▶ _Given task_:
The listing below is the input. Say how many of its lines contain "title", giving the number alone.
━━━━━━━━
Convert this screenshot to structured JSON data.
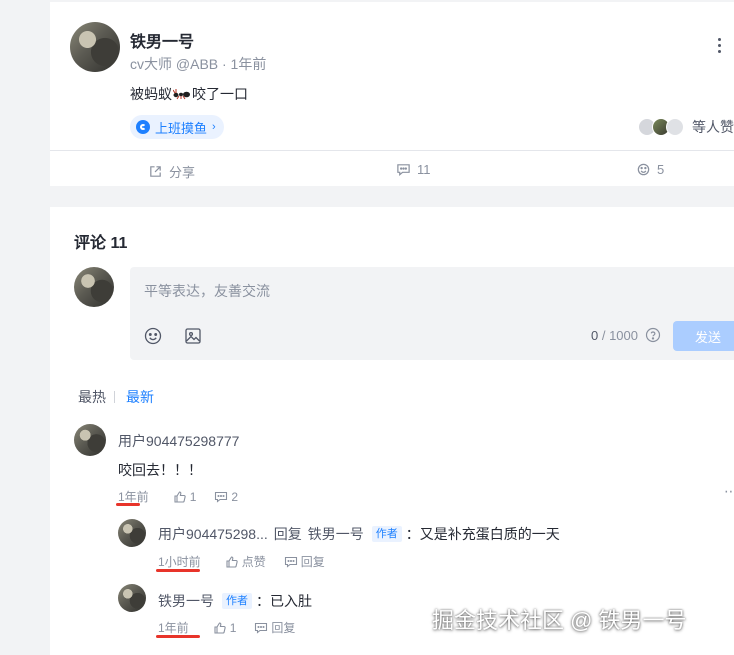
{
  "post": {
    "author": "铁男一号",
    "meta": "cv大师 @ABB · 1年前",
    "content_before": "被蚂蚁",
    "content_after": "咬了一口",
    "topic_tag": "上班摸鱼",
    "likers_text": "等人赞",
    "actions": {
      "share": "分享",
      "comment_count": "11",
      "like_count": "5"
    }
  },
  "comments": {
    "title": "评论 11",
    "editor": {
      "placeholder": "平等表达，友善交流",
      "count_current": "0",
      "count_max": " / 1000",
      "send_label": "发送"
    },
    "sort": {
      "hot": "最热",
      "latest": "最新"
    },
    "items": [
      {
        "user": "用户904475298777",
        "text": "咬回去！！！",
        "time": "1年前",
        "likes": "1",
        "replies": "2"
      }
    ],
    "replies": [
      {
        "user": "用户904475298...",
        "reply_word": "回复",
        "reply_to": "铁男一号",
        "author_tag": "作者",
        "text": "：又是补充蛋白质的一天",
        "time": "1小时前",
        "like_label": "点赞",
        "reply_label": "回复"
      },
      {
        "user": "铁男一号",
        "author_tag": "作者",
        "text": "：已入肚",
        "time": "1年前",
        "likes": "1",
        "reply_label": "回复"
      }
    ]
  },
  "watermark": "掘金技术社区 @ 铁男一号",
  "colors": {
    "brand": "#1e80ff",
    "send_disabled": "#abcdff",
    "annotation": "#e8342a"
  }
}
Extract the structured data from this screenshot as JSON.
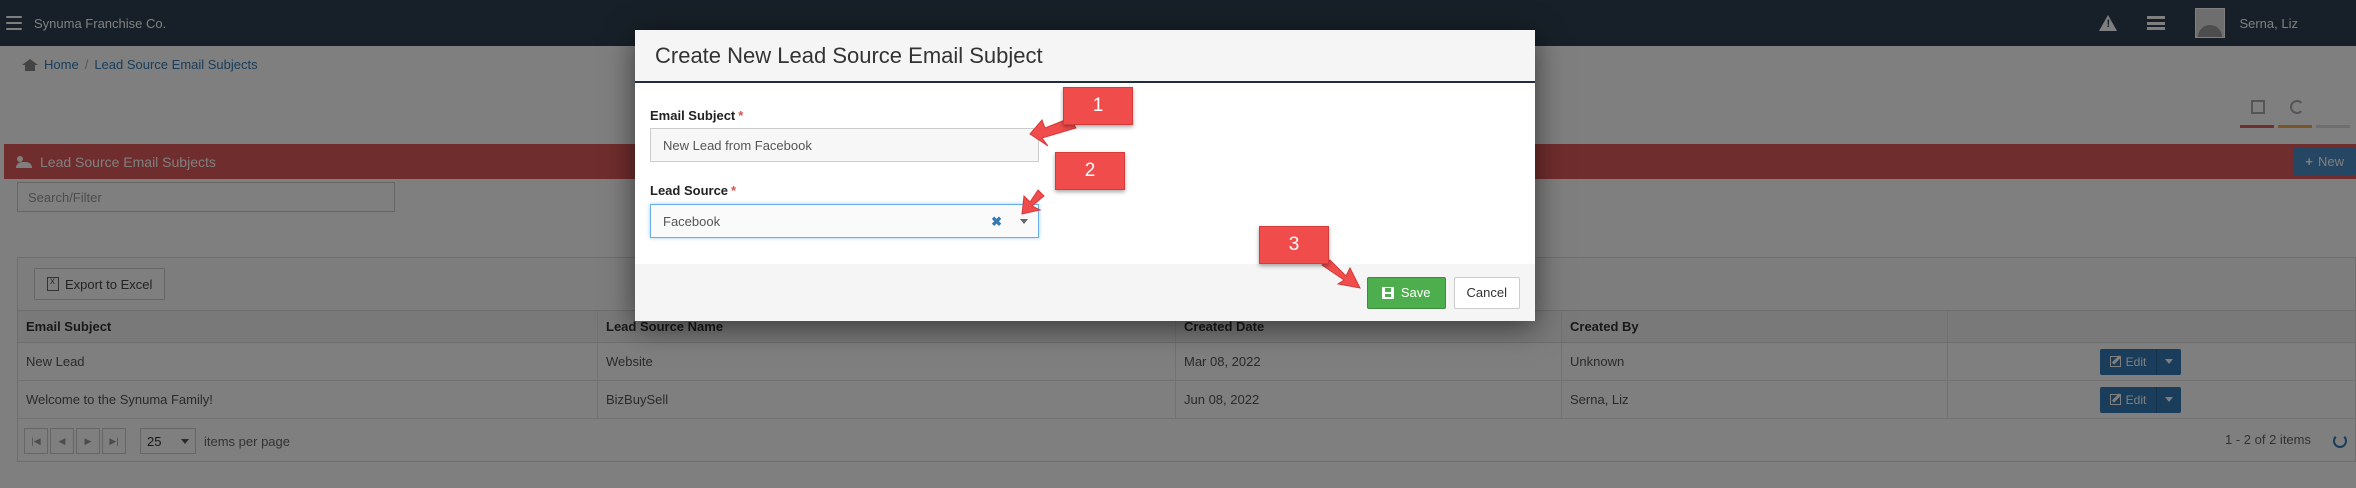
{
  "app": {
    "brand": "Synuma Franchise Co.",
    "user_name": "Serna, Liz"
  },
  "breadcrumb": {
    "home": "Home",
    "separator": "/",
    "current": "Lead Source Email Subjects"
  },
  "panel": {
    "title": "Lead Source Email Subjects",
    "new_label": "New",
    "search_placeholder": "Search/Filter",
    "accent_color": "#e05a5a"
  },
  "grid": {
    "export_label": "Export to Excel",
    "columns": [
      "Email Subject",
      "Lead Source Name",
      "Created Date",
      "Created By",
      ""
    ],
    "rows": [
      {
        "subject": "New Lead",
        "source": "Website",
        "date": "Mar 08, 2022",
        "created_by": "Unknown",
        "action": "Edit"
      },
      {
        "subject": "Welcome to the Synuma Family!",
        "source": "BizBuySell",
        "date": "Jun 08, 2022",
        "created_by": "Serna, Liz",
        "action": "Edit"
      }
    ],
    "pager": {
      "page_size": "25",
      "items_per_page": "items per page",
      "info": "1 - 2 of 2 items"
    }
  },
  "modal": {
    "title": "Create New Lead Source Email Subject",
    "email_subject_label": "Email Subject",
    "email_subject_value": "New Lead from Facebook",
    "lead_source_label": "Lead Source",
    "lead_source_value": "Facebook",
    "required_marker": "*",
    "save_label": "Save",
    "cancel_label": "Cancel"
  },
  "callouts": [
    "1",
    "2",
    "3"
  ],
  "colors": {
    "topbar": "#2f4050",
    "save": "#4cae4c",
    "callout": "#f04c4c",
    "edit": "#337ab7"
  }
}
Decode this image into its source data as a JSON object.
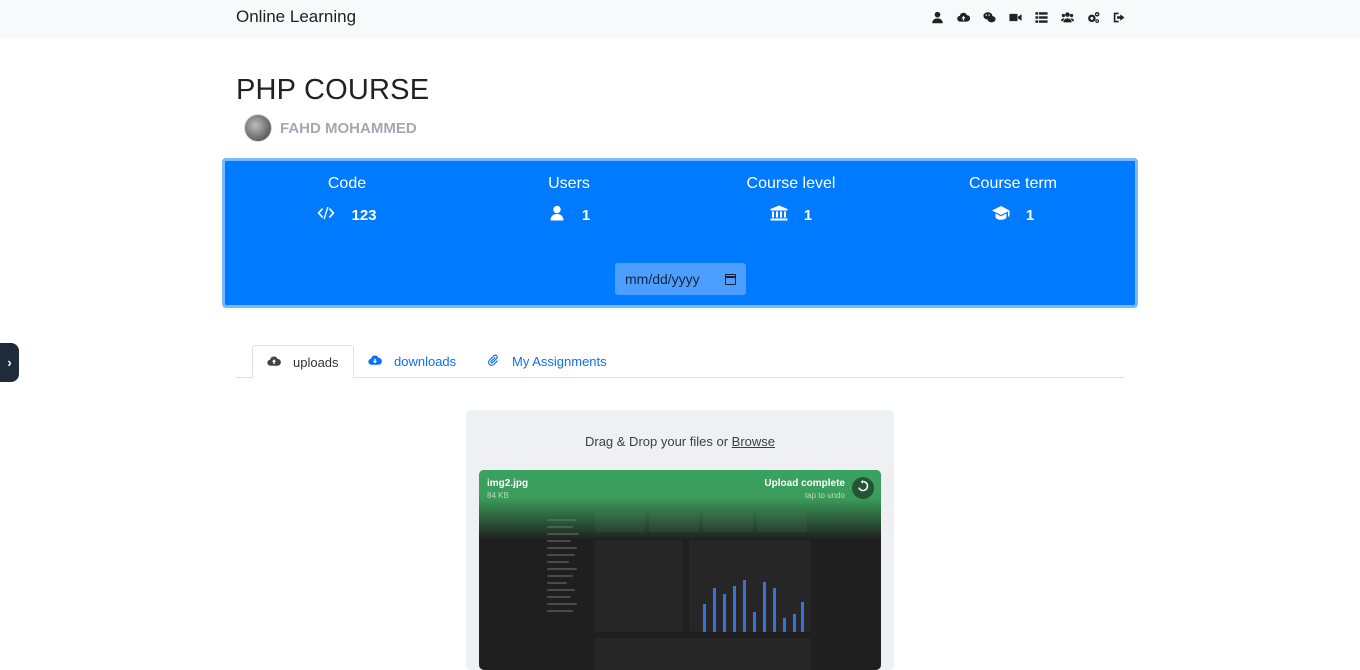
{
  "navbar": {
    "brand": "Online Learning",
    "icons": [
      "user-icon",
      "cloud-icon",
      "chat-icon",
      "video-icon",
      "list-icon",
      "users-icon",
      "settings-icon",
      "logout-icon"
    ]
  },
  "course": {
    "title": "PHP COURSE",
    "author": "FAHD MOHAMMED"
  },
  "info_card": {
    "accent_color": "#007bff",
    "stats": [
      {
        "label": "Code",
        "value": "123",
        "icon": "code-icon"
      },
      {
        "label": "Users",
        "value": "1",
        "icon": "user-icon"
      },
      {
        "label": "Course level",
        "value": "1",
        "icon": "institution-icon"
      },
      {
        "label": "Course term",
        "value": "1",
        "icon": "graduation-cap-icon"
      }
    ],
    "date_placeholder": "mm/dd/yyyy"
  },
  "tabs": [
    {
      "label": "uploads",
      "icon": "cloud-upload-icon",
      "active": true
    },
    {
      "label": "downloads",
      "icon": "cloud-download-icon",
      "active": false
    },
    {
      "label": "My Assignments",
      "icon": "paperclip-icon",
      "active": false
    }
  ],
  "uploader": {
    "drop_text": "Drag & Drop your files or ",
    "browse_label": "Browse",
    "file": {
      "name": "img2.jpg",
      "size": "84 KB",
      "status": "Upload complete",
      "undo_hint": "tap to undo"
    }
  }
}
━━━━━━━━
▶ _Written answer_:
4